[Set problem]: Which lines have the string "TradeWave"? Copy all of them from the entries below.

[Input]:
============

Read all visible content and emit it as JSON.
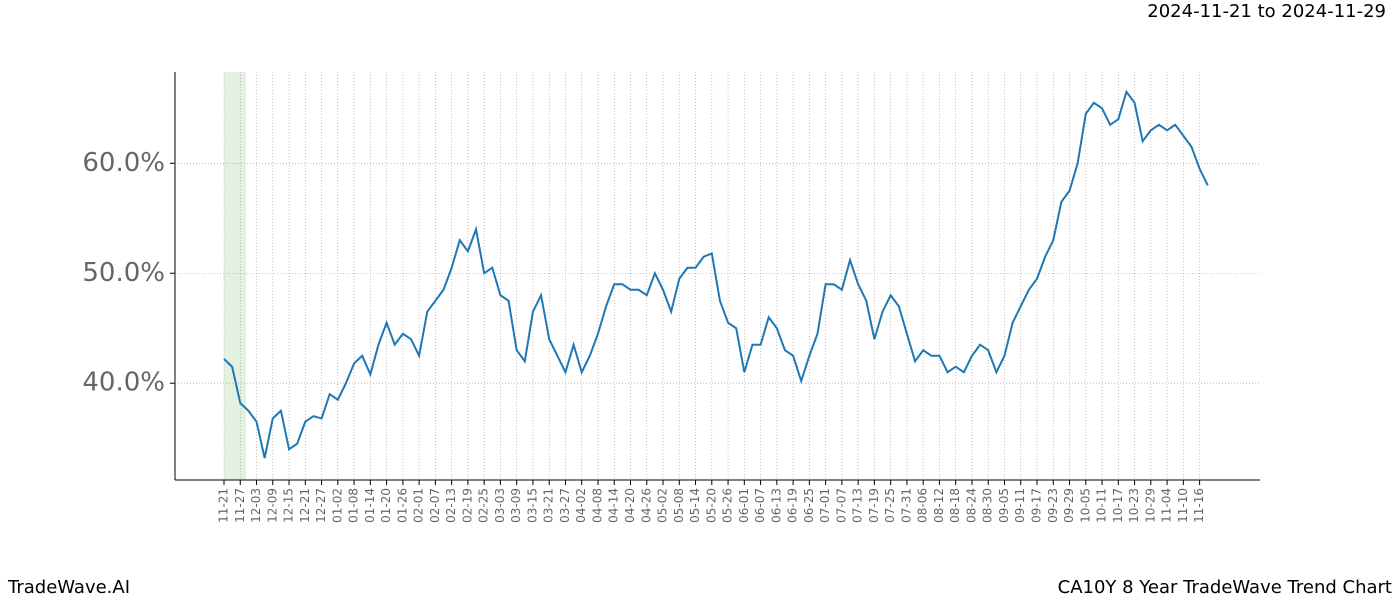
{
  "chart_data": {
    "type": "line",
    "title": "2024-11-21 to 2024-11-29",
    "categories": [
      "11-21",
      null,
      "11-27",
      null,
      "12-03",
      null,
      "12-09",
      null,
      "12-15",
      null,
      "12-21",
      null,
      "12-27",
      null,
      "01-02",
      null,
      "01-08",
      null,
      "01-14",
      null,
      "01-20",
      null,
      "01-26",
      null,
      "02-01",
      null,
      "02-07",
      null,
      "02-13",
      null,
      "02-19",
      null,
      "02-25",
      null,
      "03-03",
      null,
      "03-09",
      null,
      "03-15",
      null,
      "03-21",
      null,
      "03-27",
      null,
      "04-02",
      null,
      "04-08",
      null,
      "04-14",
      null,
      "04-20",
      null,
      "04-26",
      null,
      "05-02",
      null,
      "05-08",
      null,
      "05-14",
      null,
      "05-20",
      null,
      "05-26",
      null,
      "06-01",
      null,
      "06-07",
      null,
      "06-13",
      null,
      "06-19",
      null,
      "06-25",
      null,
      "07-01",
      null,
      "07-07",
      null,
      "07-13",
      null,
      "07-19",
      null,
      "07-25",
      null,
      "07-31",
      null,
      "08-06",
      null,
      "08-12",
      null,
      "08-18",
      null,
      "08-24",
      null,
      "08-30",
      null,
      "09-05",
      null,
      "09-11",
      null,
      "09-17",
      null,
      "09-23",
      null,
      "09-29",
      null,
      "10-05",
      null,
      "10-11",
      null,
      "10-17",
      null,
      "10-23",
      null,
      "10-29",
      null,
      "11-04",
      null,
      "11-10",
      null,
      "11-16",
      null
    ],
    "series": [
      {
        "color": "#1f77b4",
        "values": [
          42.2,
          41.5,
          38.2,
          37.5,
          36.5,
          33.2,
          36.8,
          37.5,
          34.0,
          34.5,
          36.5,
          37.0,
          36.8,
          39.0,
          38.5,
          40.0,
          41.8,
          42.5,
          40.8,
          43.5,
          45.5,
          43.5,
          44.5,
          44.0,
          42.5,
          46.5,
          47.5,
          48.5,
          50.5,
          53.0,
          52.0,
          54.0,
          50.0,
          50.5,
          48.0,
          47.5,
          43.0,
          42.0,
          46.5,
          48.0,
          44.0,
          42.5,
          41.0,
          43.5,
          41.0,
          42.5,
          44.5,
          47.0,
          49.0,
          49.0,
          48.5,
          48.5,
          48.0,
          50.0,
          48.5,
          46.5,
          49.5,
          50.5,
          50.5,
          51.5,
          51.8,
          47.5,
          45.5,
          45.0,
          41.0,
          43.5,
          43.5,
          46.0,
          45.0,
          43.0,
          42.5,
          40.2,
          42.5,
          44.5,
          49.0,
          49.0,
          48.5,
          51.2,
          49.0,
          47.5,
          44.0,
          46.5,
          48.0,
          47.0,
          44.5,
          42.0,
          43.0,
          42.5,
          42.5,
          41.0,
          41.5,
          41.0,
          42.5,
          43.5,
          43.0,
          41.0,
          42.5,
          45.5,
          47.0,
          48.5,
          49.5,
          51.5,
          53.0,
          56.5,
          57.5,
          60.0,
          64.5,
          65.5,
          65.0,
          63.5,
          64.0,
          66.5,
          65.5,
          62.0,
          63.0,
          63.5,
          63.0,
          63.5,
          62.5,
          61.5,
          59.5,
          58.0
        ]
      }
    ],
    "ylim": [
      31.2,
      68.3
    ],
    "yticks": [
      {
        "value": 40,
        "label": "40.0%"
      },
      {
        "value": 50,
        "label": "50.0%"
      },
      {
        "value": 60,
        "label": "60.0%"
      }
    ],
    "grid": true
  },
  "footer_left": "TradeWave.AI",
  "footer_right": "CA10Y 8 Year TradeWave Trend Chart"
}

============

[Solution to this exercise]:
  "footer_left": "TradeWave.AI",
  "footer_right": "CA10Y 8 Year TradeWave Trend Chart"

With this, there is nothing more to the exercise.